• **Input material**:
┏━━
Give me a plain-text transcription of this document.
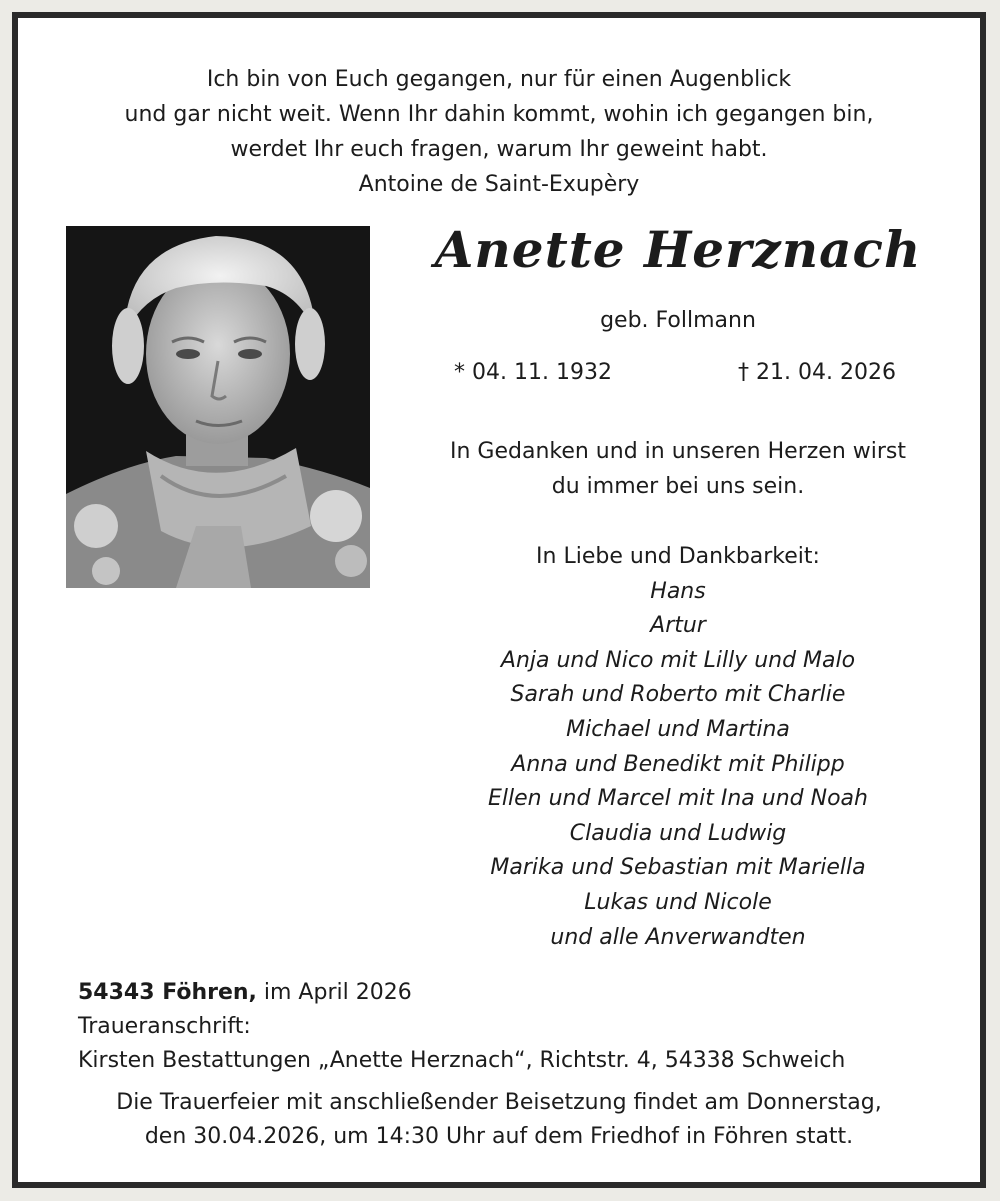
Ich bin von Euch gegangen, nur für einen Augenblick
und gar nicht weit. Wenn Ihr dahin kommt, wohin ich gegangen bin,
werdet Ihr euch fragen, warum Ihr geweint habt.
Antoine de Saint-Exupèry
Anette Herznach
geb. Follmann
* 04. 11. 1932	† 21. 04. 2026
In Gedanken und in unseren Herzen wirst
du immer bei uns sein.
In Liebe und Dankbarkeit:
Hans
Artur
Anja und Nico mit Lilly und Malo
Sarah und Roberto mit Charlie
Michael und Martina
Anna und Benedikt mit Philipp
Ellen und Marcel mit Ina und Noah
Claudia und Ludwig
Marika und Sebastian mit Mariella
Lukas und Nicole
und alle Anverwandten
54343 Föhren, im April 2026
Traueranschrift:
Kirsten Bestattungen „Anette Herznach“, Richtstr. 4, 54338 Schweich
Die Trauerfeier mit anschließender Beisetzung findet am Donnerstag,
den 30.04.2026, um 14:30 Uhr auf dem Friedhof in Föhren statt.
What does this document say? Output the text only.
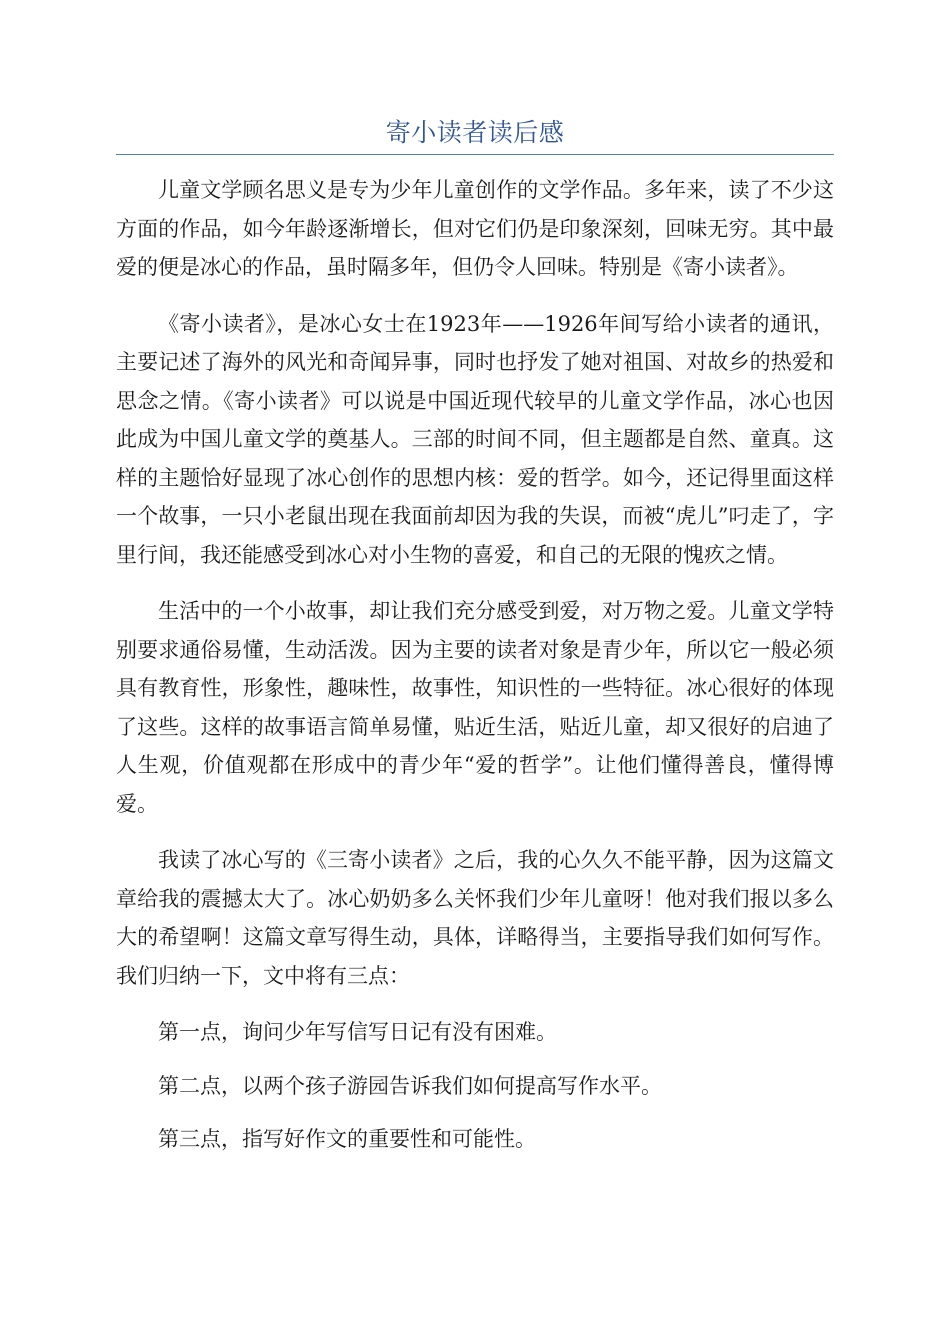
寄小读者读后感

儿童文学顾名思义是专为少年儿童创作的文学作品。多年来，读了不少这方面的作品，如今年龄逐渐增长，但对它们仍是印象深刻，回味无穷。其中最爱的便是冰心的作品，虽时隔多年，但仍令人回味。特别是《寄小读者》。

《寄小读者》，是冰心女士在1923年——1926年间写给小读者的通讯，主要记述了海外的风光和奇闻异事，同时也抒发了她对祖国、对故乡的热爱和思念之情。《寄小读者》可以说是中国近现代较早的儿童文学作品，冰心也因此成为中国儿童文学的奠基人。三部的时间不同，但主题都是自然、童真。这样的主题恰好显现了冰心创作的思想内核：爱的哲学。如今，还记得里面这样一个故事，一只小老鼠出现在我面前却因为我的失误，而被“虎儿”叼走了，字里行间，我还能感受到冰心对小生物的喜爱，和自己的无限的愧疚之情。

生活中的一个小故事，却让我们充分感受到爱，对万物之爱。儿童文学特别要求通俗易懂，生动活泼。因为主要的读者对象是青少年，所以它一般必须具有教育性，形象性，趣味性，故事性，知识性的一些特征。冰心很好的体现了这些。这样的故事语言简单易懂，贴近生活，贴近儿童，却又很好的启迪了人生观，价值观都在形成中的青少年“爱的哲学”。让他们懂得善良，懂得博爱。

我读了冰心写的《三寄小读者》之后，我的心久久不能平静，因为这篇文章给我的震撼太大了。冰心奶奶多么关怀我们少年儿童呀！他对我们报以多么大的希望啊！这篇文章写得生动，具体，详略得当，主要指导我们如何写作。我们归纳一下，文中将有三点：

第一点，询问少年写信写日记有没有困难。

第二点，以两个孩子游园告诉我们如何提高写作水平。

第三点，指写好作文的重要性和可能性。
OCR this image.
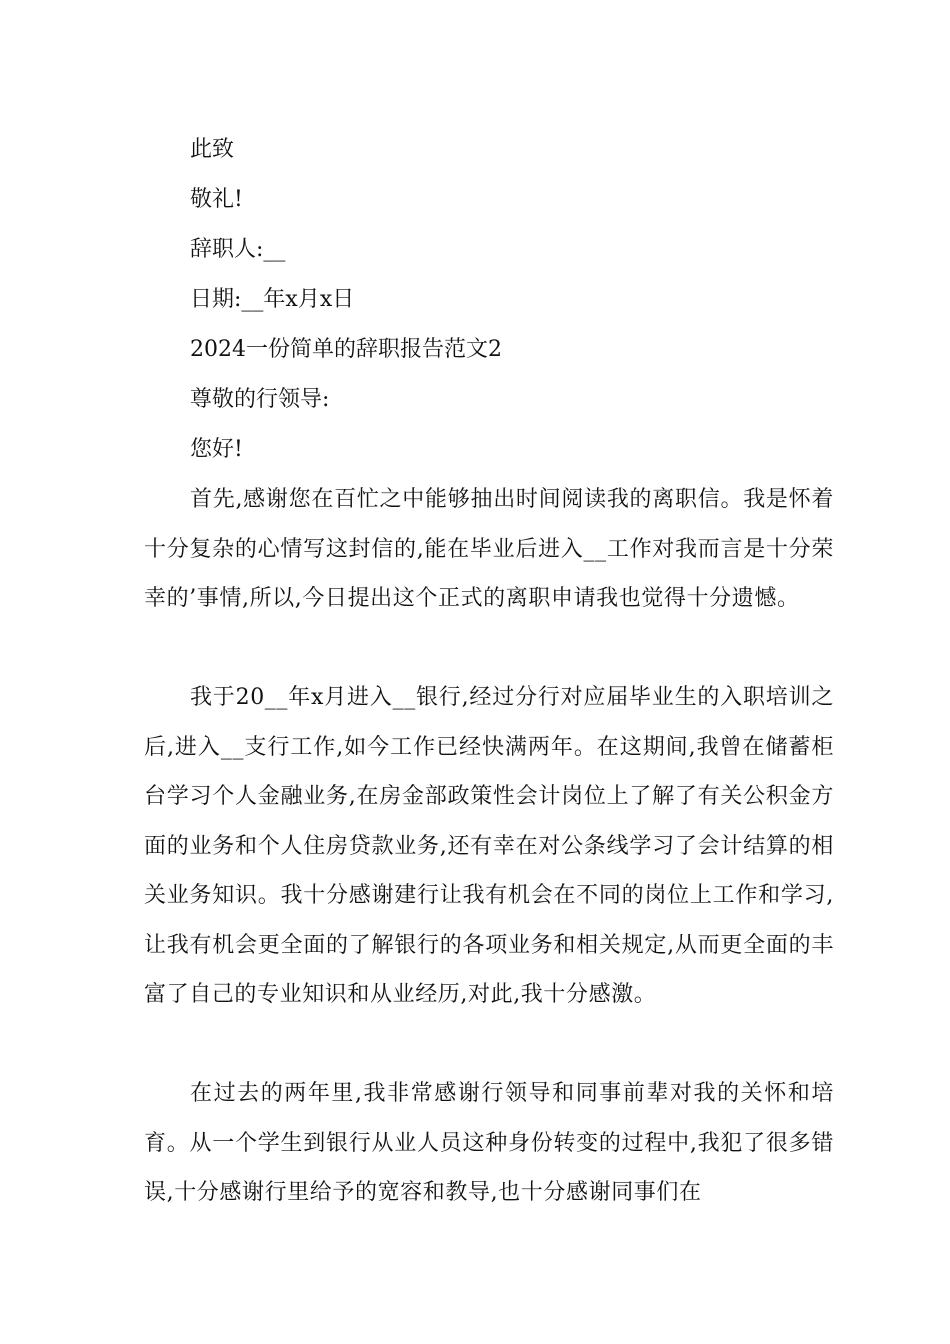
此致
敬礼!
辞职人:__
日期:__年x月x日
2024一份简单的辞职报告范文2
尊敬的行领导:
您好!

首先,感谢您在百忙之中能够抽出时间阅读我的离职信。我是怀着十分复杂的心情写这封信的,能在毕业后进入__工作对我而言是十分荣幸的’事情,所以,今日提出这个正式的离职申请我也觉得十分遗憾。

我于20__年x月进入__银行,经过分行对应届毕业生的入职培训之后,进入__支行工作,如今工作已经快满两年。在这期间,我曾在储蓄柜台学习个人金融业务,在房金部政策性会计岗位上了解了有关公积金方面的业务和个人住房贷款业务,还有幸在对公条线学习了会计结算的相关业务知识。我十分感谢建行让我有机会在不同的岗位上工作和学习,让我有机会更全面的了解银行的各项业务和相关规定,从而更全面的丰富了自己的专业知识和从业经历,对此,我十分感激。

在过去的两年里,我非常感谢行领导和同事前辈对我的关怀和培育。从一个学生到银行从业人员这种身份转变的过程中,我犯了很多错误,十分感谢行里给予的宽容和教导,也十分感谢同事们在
┗━━
• **Instruction**:
Which lines hold the string "this"? List them all.

• **Exercise solution**:
Give me a plain-text transcription of this document.
What does this document say? Output the text only.
OCR this image.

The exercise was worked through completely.